_Written request:_ Provide nothing but the number of lines containing the string "from".

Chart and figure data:
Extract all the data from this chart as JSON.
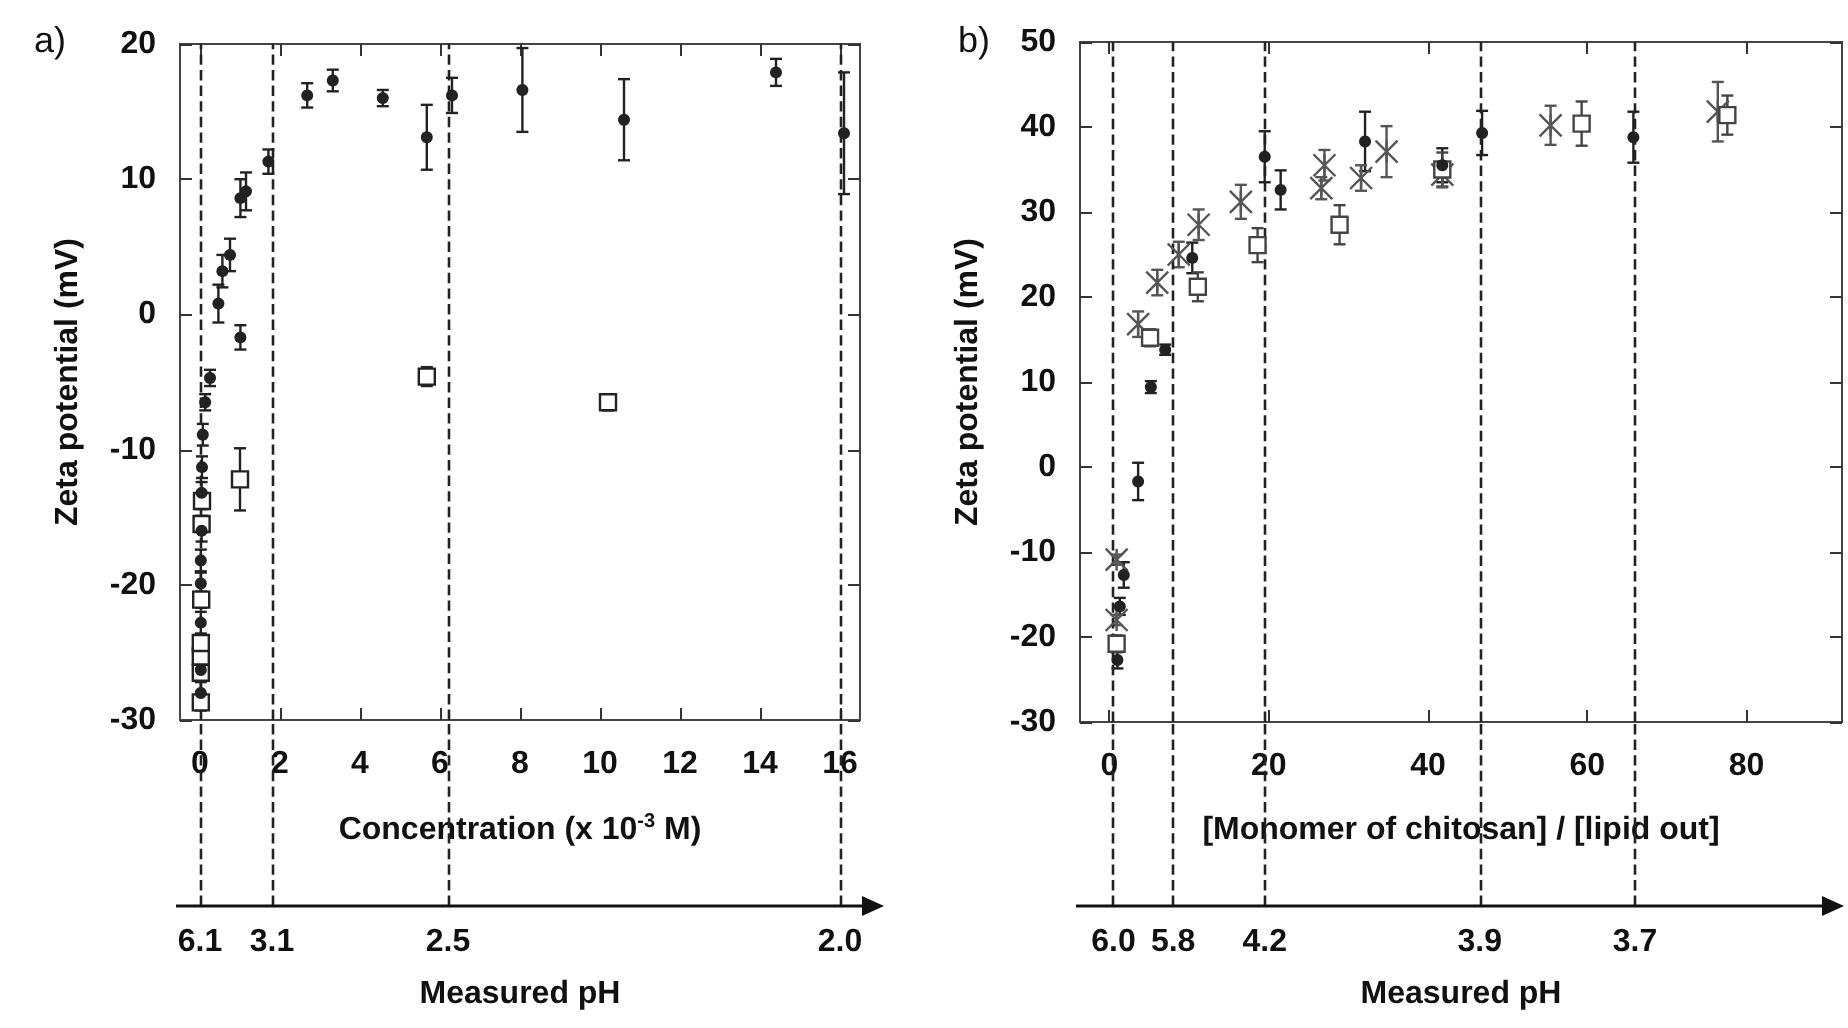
{
  "chart_data": [
    {
      "type": "scatter",
      "title": "a)",
      "xlabel": "Concentration (x 10$^{-3}$ M)",
      "ylabel": "Zeta potential (mV)",
      "xlim": [
        -0.5,
        16.5
      ],
      "xticks": [
        0,
        2,
        4,
        6,
        8,
        10,
        12,
        14,
        16
      ],
      "ylim": [
        -30,
        20
      ],
      "yticks": [
        -30,
        -20,
        -10,
        0,
        10,
        20
      ],
      "annotations": [
        {
          "text": "6.1",
          "x": 0
        },
        {
          "text": "3.1",
          "x": 1.8
        },
        {
          "text": "2.5",
          "x": 6.2
        },
        {
          "text": "2.0",
          "x": 16
        },
        "Measured pH"
      ],
      "series": [
        {
          "color": "#222222",
          "marker": "circle",
          "x": [
            0.02,
            0.02,
            0.02,
            0.02,
            0.02,
            0.04,
            0.04,
            0.05,
            0.07,
            0.13,
            0.25,
            0.46,
            0.56,
            0.75,
            1.01,
            1.01,
            1.15,
            1.71,
            2.68,
            3.32,
            4.57,
            5.67,
            6.3,
            8.06,
            10.6,
            14.4,
            16.1
          ],
          "values": [
            -28,
            -26.3,
            -22.8,
            -19.9,
            -18.2,
            -16,
            -13.2,
            -11.3,
            -8.9,
            -6.5,
            -4.7,
            0.8,
            3.2,
            4.4,
            -1.7,
            8.6,
            9.1,
            11.3,
            16.2,
            17.3,
            16,
            13.1,
            16.2,
            16.6,
            14.4,
            17.9,
            13.4
          ],
          "errors": [
            0.8,
            0.8,
            0.8,
            0.8,
            0.8,
            0.8,
            0.8,
            0.8,
            0.8,
            0.6,
            0.6,
            1.4,
            1.2,
            1.2,
            0.9,
            1.4,
            1.4,
            0.9,
            0.9,
            0.8,
            0.6,
            2.4,
            1.3,
            3.1,
            3,
            1,
            4.5
          ]
        },
        {
          "color": "#222222",
          "marker": "square",
          "x": [
            0.02,
            0.02,
            0.02,
            0.02,
            0.03,
            0.04,
            0.05,
            1.0,
            5.67,
            10.2
          ],
          "values": [
            -28.7,
            -26.5,
            -25.3,
            -24.3,
            -21.1,
            -15.5,
            -13.8,
            -12.2,
            -4.6,
            -6.5
          ],
          "errors": [
            0.6,
            0.6,
            0.6,
            0.6,
            0.6,
            0.6,
            0.6,
            2.3,
            0.7,
            0.6
          ]
        }
      ],
      "ref_lines": [
        {
          "axis": "x",
          "value": 0,
          "color": "#222222",
          "line_style": "dashed"
        },
        {
          "axis": "x",
          "value": 1.8,
          "color": "#222222",
          "line_style": "dashed"
        },
        {
          "axis": "x",
          "value": 6.2,
          "color": "#222222",
          "line_style": "dashed"
        },
        {
          "axis": "x",
          "value": 16,
          "color": "#222222",
          "line_style": "dashed"
        }
      ]
    },
    {
      "type": "scatter",
      "title": "b)",
      "xlabel": "[Monomer of chitosan] / [lipid out]",
      "ylabel": "Zeta potential (mV)",
      "xlim": [
        -3.7,
        92
      ],
      "xticks": [
        0,
        20,
        40,
        60,
        80
      ],
      "ylim": [
        -30,
        50
      ],
      "yticks": [
        -30,
        -20,
        -10,
        0,
        10,
        20,
        30,
        40,
        50
      ],
      "annotations": [
        {
          "text": "6.0",
          "x": 0.5
        },
        {
          "text": "5.8",
          "x": 8
        },
        {
          "text": "4.2",
          "x": 19.5
        },
        {
          "text": "3.9",
          "x": 46.5
        },
        {
          "text": "3.7",
          "x": 66
        },
        "Measured pH"
      ],
      "series": [
        {
          "color": "#222222",
          "marker": "circle",
          "x": [
            1.0,
            1.3,
            1.8,
            3.6,
            5.2,
            7.0,
            10.4,
            19.5,
            21.5,
            32.1,
            41.8,
            46.8,
            65.8
          ],
          "values": [
            -22.7,
            -16.4,
            -12.7,
            -1.7,
            9.4,
            13.8,
            24.6,
            36.5,
            32.6,
            38.3,
            35.5,
            39.3,
            38.8
          ],
          "errors": [
            1,
            1,
            1.5,
            2.2,
            0.7,
            0.6,
            1.8,
            3,
            2.3,
            3.5,
            2,
            2.6,
            3
          ]
        },
        {
          "color": "#444444",
          "marker": "square",
          "x": [
            0.9,
            5.1,
            11.1,
            18.6,
            28.9,
            41.8,
            59.3,
            77.6
          ],
          "values": [
            -20.8,
            15.2,
            21.2,
            26.1,
            28.5,
            35,
            40.4,
            41.4
          ],
          "errors": [
            1,
            1,
            1.7,
            2,
            2.3,
            2,
            2.6,
            2.3
          ]
        },
        {
          "color": "#555555",
          "marker": "cross",
          "x": [
            0.9,
            0.9,
            3.6,
            6.0,
            8.7,
            11.2,
            16.5,
            26.6,
            27.0,
            31.6,
            34.8,
            41.8,
            55.4,
            76.4
          ],
          "values": [
            -10.9,
            -18,
            16.8,
            21.7,
            25,
            28.5,
            31.2,
            32.8,
            35.5,
            34,
            37.1,
            34.4,
            40.2,
            41.8
          ],
          "errors": [
            0.6,
            0.6,
            1.5,
            1.5,
            1.5,
            1.8,
            2,
            1.3,
            1.8,
            1.5,
            3,
            1.5,
            2.3,
            3.5
          ]
        }
      ],
      "ref_lines": [
        {
          "axis": "x",
          "value": 0.5,
          "color": "#222222",
          "line_style": "dashed"
        },
        {
          "axis": "x",
          "value": 8,
          "color": "#222222",
          "line_style": "dashed"
        },
        {
          "axis": "x",
          "value": 19.5,
          "color": "#222222",
          "line_style": "dashed"
        },
        {
          "axis": "x",
          "value": 46.5,
          "color": "#222222",
          "line_style": "dashed"
        },
        {
          "axis": "x",
          "value": 66,
          "color": "#222222",
          "line_style": "dashed"
        }
      ]
    }
  ]
}
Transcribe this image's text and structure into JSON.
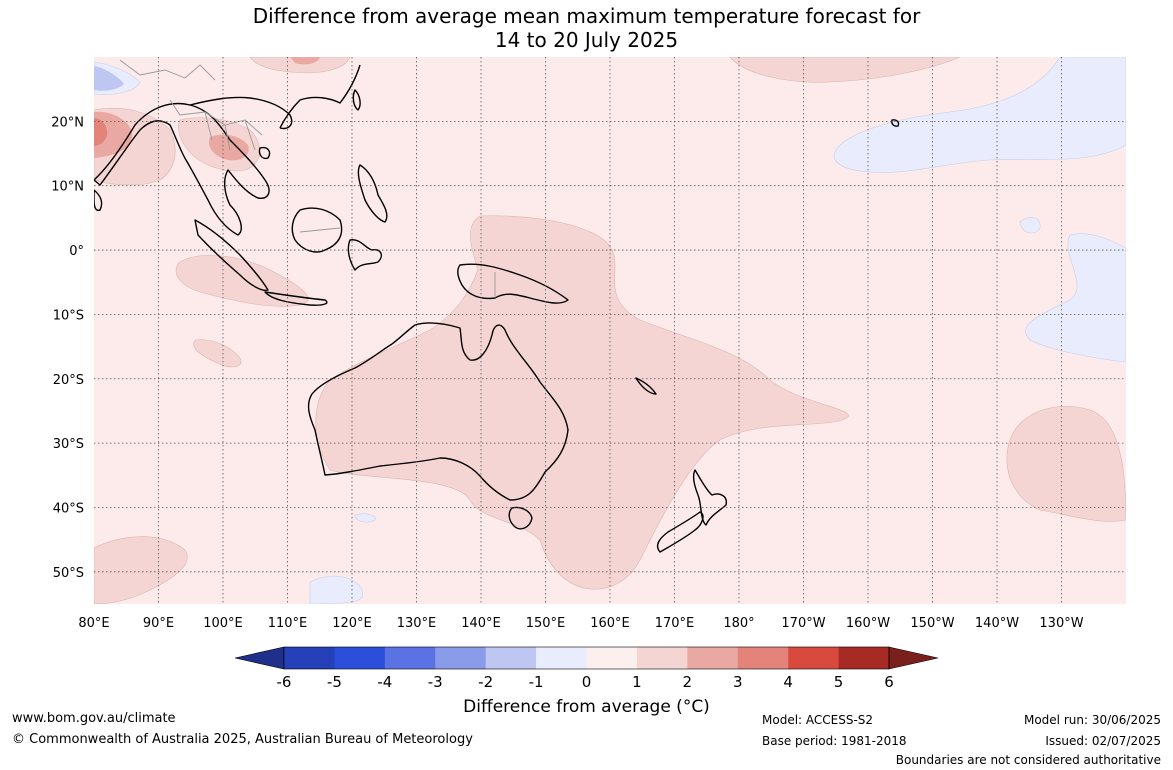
{
  "title": {
    "line1": "Difference from average mean maximum temperature forecast for",
    "line2": "14 to 20 July 2025"
  },
  "map": {
    "lon_labels": [
      "80°E",
      "90°E",
      "100°E",
      "110°E",
      "120°E",
      "130°E",
      "140°E",
      "150°E",
      "160°E",
      "170°E",
      "180°",
      "170°W",
      "160°W",
      "150°W",
      "140°W",
      "130°W"
    ],
    "lat_labels": [
      "20°N",
      "10°N",
      "0°",
      "10°S",
      "20°S",
      "30°S",
      "40°S",
      "50°S"
    ],
    "lon_range": [
      80,
      240
    ],
    "lat_range": [
      -55,
      30
    ],
    "grid": true,
    "colors": {
      "anom_0_1": "#fcebea",
      "anom_1_2": "#f5d5d3",
      "anom_2_3": "#eaa8a2",
      "anom_3_4": "#e4837a",
      "anom_m1_0": "#e8ecfc",
      "anom_m2_m1": "#bec7f2",
      "land_outline": "#000000",
      "border": "#888888"
    }
  },
  "colorbar": {
    "ticks": [
      "-6",
      "-5",
      "-4",
      "-3",
      "-2",
      "-1",
      "0",
      "1",
      "2",
      "3",
      "4",
      "5",
      "6"
    ],
    "colors": [
      "#1f2f8c",
      "#2540b8",
      "#2c4fdb",
      "#5a72e4",
      "#8a9be9",
      "#bec7f2",
      "#e8ecfc",
      "#fcf0ef",
      "#f5d5d3",
      "#eaa8a2",
      "#e4837a",
      "#d94a3e",
      "#a82a24",
      "#7a1f1c"
    ],
    "label": "Difference from average (",
    "label_unit": "°C)"
  },
  "footer": {
    "website": "www.bom.gov.au/climate",
    "copyright": "© Commonwealth of Australia 2025, Australian Bureau of Meteorology",
    "model": "Model: ACCESS-S2",
    "base_period": "Base period: 1981-2018",
    "model_run": "Model run: 30/06/2025",
    "issued": "Issued: 02/07/2025",
    "disclaimer": "Boundaries are not considered authoritative"
  }
}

_Correct response:_ 3